State how many lines contain the string "year", and write nothing else.

Figure record extracts:
========

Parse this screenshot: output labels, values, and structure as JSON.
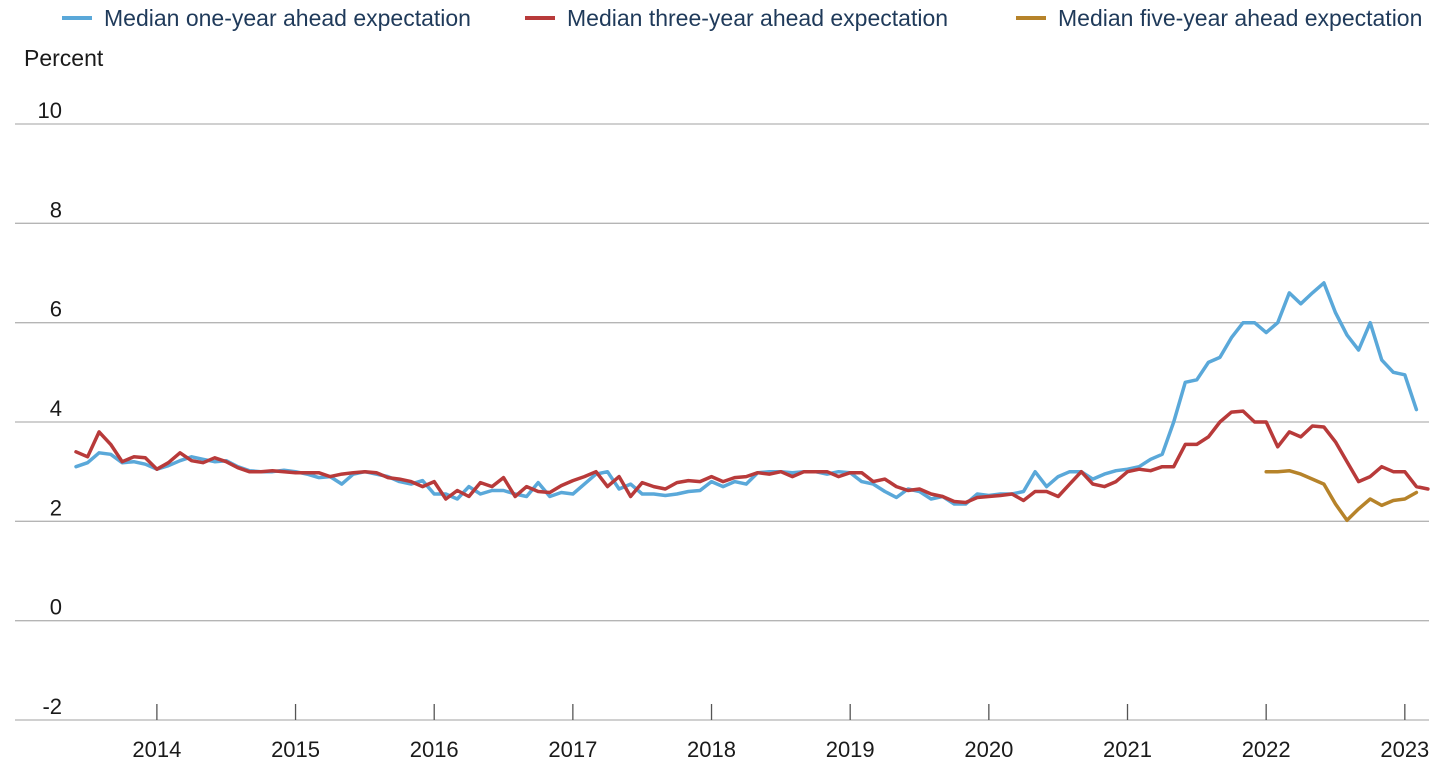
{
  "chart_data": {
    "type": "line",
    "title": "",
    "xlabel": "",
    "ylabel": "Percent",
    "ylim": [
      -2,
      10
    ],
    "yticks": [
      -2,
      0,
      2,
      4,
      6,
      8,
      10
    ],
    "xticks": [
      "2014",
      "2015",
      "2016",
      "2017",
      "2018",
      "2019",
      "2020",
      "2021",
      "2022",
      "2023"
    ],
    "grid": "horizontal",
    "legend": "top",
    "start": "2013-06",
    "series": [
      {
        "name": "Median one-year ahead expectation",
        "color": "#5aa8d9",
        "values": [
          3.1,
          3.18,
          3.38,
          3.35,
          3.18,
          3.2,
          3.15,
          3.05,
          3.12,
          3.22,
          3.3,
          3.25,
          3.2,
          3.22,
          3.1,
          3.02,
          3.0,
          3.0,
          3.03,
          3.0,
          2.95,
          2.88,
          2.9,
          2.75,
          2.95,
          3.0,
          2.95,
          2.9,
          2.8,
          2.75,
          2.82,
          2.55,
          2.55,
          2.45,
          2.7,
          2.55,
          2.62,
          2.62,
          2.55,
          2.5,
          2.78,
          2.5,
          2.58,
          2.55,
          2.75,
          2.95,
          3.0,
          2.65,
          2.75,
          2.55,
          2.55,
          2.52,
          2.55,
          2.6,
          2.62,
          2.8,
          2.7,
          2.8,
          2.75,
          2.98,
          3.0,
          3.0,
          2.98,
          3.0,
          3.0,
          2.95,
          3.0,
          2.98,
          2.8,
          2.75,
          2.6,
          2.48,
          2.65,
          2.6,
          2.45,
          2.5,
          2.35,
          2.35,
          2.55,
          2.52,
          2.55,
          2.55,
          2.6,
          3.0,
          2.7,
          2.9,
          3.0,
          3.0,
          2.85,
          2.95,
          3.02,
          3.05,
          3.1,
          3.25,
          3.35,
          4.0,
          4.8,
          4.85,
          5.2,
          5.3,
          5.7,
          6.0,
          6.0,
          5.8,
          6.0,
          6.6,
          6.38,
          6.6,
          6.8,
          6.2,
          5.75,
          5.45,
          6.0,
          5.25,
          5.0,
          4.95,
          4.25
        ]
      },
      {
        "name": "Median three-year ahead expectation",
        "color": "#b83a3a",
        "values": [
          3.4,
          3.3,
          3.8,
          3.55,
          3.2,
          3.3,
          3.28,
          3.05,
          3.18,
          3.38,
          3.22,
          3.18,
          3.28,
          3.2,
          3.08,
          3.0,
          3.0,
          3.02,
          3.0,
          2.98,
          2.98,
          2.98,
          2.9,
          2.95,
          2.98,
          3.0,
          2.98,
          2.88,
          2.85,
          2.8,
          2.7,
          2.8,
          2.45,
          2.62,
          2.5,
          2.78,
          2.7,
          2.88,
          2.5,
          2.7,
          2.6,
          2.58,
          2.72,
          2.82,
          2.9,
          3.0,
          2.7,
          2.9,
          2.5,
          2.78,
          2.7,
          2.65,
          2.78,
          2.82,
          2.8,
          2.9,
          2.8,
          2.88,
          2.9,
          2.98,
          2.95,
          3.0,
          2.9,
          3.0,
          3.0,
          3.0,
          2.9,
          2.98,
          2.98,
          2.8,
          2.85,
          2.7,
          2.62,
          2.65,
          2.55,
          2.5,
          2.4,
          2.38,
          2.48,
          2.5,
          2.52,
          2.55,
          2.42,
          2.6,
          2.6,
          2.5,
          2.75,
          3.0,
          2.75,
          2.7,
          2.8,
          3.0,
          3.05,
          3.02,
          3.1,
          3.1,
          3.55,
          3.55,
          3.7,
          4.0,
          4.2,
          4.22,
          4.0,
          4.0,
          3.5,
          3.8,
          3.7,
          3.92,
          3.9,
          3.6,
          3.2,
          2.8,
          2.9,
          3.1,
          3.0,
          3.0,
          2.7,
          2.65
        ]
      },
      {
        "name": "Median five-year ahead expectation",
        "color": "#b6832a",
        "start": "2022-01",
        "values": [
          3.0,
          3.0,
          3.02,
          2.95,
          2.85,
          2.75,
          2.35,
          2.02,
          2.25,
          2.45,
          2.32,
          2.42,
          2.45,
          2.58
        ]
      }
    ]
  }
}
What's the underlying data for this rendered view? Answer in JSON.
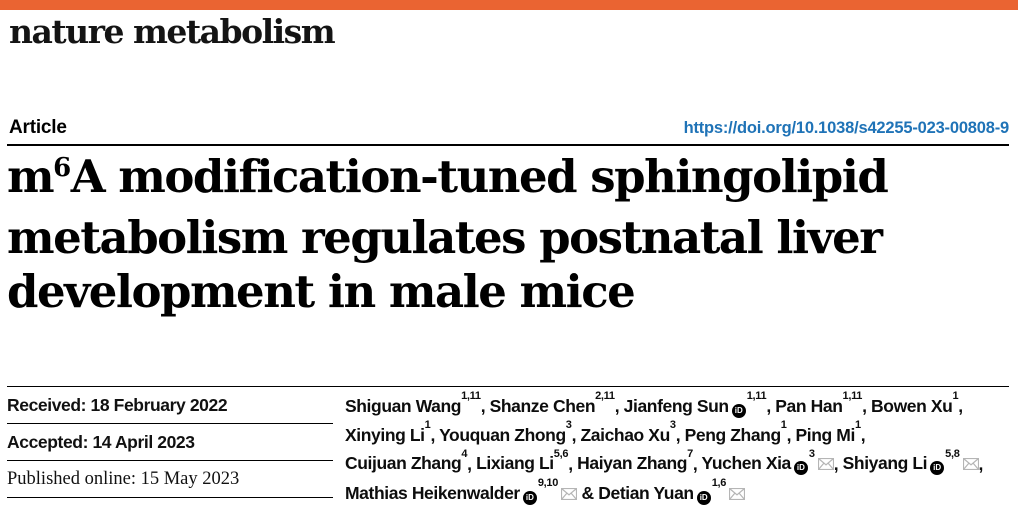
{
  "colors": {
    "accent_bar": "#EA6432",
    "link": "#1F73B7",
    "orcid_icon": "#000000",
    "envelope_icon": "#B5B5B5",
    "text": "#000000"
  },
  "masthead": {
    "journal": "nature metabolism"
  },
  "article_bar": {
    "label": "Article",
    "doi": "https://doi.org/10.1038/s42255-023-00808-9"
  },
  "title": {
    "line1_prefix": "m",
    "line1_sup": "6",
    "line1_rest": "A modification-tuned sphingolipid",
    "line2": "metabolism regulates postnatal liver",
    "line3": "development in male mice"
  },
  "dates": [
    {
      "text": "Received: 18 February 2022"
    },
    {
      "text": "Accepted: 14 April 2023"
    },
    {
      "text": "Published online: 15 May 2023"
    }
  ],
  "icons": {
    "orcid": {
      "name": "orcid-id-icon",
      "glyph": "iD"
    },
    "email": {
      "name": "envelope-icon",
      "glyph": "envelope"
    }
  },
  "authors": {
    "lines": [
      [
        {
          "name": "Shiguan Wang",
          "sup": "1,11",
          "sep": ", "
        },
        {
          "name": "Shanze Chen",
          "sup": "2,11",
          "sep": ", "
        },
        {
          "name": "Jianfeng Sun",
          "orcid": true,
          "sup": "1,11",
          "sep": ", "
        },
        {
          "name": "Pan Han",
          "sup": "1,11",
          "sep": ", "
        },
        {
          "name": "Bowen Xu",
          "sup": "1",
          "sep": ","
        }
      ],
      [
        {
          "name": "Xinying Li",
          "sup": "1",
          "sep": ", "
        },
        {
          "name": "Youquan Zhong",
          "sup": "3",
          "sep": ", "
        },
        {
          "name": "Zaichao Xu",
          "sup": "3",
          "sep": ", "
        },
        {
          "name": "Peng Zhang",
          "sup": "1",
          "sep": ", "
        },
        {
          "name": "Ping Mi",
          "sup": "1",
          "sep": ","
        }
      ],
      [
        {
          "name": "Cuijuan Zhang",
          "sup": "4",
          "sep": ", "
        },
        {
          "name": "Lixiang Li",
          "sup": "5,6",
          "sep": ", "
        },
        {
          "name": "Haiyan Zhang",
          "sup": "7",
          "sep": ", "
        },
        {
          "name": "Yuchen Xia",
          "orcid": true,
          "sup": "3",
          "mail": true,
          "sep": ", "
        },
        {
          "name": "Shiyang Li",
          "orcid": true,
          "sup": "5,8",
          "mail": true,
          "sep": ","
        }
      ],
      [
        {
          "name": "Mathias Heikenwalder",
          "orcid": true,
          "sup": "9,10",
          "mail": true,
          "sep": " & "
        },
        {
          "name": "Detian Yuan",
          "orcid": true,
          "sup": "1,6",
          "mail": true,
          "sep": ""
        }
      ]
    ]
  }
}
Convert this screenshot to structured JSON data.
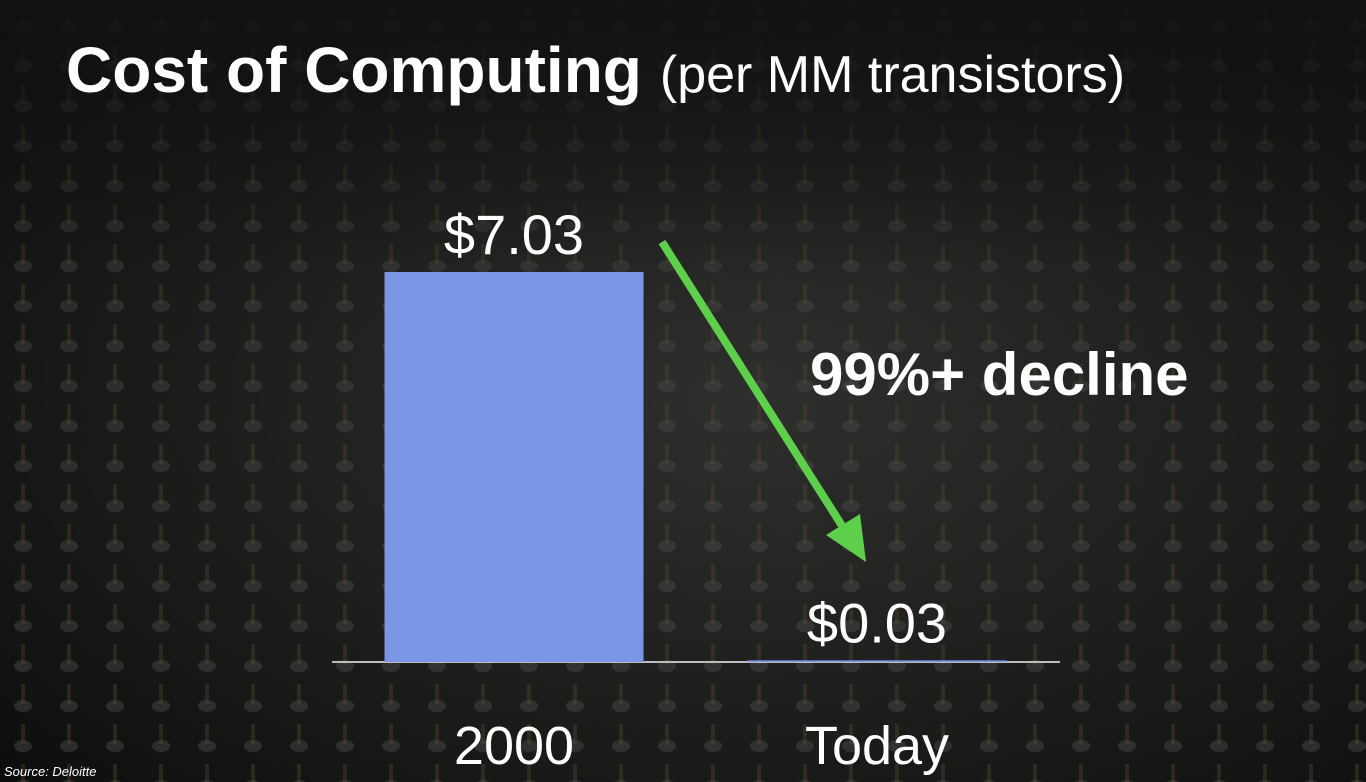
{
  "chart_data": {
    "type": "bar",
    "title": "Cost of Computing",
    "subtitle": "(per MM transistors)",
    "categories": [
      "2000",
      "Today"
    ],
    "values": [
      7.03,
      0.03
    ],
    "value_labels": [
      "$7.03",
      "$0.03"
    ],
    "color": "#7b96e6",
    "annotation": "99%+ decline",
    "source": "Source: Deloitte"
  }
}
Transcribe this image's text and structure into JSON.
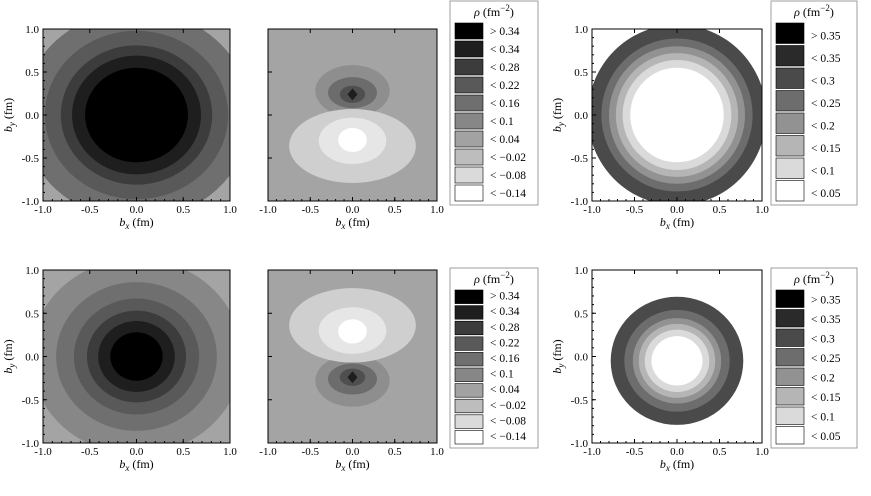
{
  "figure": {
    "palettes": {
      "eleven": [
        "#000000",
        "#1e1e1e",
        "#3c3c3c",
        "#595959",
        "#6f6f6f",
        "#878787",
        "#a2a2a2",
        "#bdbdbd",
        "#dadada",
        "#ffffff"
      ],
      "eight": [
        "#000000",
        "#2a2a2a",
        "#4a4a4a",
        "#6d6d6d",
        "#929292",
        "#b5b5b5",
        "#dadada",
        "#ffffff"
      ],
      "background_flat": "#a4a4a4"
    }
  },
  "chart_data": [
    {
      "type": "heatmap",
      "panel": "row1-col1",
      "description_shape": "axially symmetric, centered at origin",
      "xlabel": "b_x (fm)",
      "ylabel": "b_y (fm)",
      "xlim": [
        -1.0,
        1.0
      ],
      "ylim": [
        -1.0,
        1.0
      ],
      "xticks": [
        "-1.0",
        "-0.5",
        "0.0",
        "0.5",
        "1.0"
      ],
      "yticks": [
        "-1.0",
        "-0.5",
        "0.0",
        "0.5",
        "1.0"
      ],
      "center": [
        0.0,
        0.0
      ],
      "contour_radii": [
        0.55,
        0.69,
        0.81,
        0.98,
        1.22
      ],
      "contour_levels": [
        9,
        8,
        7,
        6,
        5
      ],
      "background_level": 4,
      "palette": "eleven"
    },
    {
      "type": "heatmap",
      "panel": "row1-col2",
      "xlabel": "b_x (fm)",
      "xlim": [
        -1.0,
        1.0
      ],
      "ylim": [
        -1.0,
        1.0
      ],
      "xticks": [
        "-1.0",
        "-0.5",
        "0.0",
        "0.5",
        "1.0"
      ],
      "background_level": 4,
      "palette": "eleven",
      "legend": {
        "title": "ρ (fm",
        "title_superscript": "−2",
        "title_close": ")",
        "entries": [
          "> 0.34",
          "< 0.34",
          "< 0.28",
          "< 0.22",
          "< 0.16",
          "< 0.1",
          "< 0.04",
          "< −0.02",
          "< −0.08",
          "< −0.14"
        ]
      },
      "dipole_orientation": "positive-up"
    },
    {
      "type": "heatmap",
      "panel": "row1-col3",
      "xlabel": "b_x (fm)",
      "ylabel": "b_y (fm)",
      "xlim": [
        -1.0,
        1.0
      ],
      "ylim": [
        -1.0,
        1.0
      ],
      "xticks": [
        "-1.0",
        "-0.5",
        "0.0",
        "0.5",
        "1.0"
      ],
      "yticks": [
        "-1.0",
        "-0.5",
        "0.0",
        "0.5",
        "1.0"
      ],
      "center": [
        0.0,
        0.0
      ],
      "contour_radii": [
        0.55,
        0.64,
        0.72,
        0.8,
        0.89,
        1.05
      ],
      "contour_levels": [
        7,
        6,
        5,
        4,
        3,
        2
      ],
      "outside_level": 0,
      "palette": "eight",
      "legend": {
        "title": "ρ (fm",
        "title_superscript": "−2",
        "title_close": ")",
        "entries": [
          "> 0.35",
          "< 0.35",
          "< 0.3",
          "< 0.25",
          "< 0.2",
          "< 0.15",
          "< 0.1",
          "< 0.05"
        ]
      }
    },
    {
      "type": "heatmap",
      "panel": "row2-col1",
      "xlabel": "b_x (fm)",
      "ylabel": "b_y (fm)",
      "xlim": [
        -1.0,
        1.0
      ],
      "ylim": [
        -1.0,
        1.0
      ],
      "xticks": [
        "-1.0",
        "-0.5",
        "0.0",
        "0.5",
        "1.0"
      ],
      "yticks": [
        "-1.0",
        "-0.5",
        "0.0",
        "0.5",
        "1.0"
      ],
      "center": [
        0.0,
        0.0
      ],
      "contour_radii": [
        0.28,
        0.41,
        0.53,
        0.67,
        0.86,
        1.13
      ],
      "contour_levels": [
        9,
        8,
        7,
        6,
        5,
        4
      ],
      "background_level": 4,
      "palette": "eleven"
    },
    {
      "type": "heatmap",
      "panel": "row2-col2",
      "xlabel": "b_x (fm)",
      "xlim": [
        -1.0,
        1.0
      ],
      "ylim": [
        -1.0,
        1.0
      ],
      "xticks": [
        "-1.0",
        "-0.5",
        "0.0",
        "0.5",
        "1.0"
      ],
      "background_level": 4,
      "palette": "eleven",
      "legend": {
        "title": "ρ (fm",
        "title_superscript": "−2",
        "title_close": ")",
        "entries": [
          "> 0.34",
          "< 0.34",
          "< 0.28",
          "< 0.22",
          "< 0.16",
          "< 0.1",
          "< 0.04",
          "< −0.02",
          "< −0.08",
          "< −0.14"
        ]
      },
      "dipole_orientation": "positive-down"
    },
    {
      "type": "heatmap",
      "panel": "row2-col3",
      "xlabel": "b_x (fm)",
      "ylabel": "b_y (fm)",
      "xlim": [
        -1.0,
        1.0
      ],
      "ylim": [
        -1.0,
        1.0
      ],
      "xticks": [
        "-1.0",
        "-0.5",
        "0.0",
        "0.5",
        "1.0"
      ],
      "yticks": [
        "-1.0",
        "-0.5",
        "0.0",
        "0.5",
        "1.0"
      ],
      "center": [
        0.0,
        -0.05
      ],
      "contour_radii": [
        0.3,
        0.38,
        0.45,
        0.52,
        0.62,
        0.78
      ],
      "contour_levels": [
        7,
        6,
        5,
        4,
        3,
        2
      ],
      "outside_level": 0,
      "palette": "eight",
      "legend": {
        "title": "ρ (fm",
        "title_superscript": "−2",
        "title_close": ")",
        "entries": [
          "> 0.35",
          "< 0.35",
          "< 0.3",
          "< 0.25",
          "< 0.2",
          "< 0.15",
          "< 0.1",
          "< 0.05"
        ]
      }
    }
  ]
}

========

| Finished exercise |
3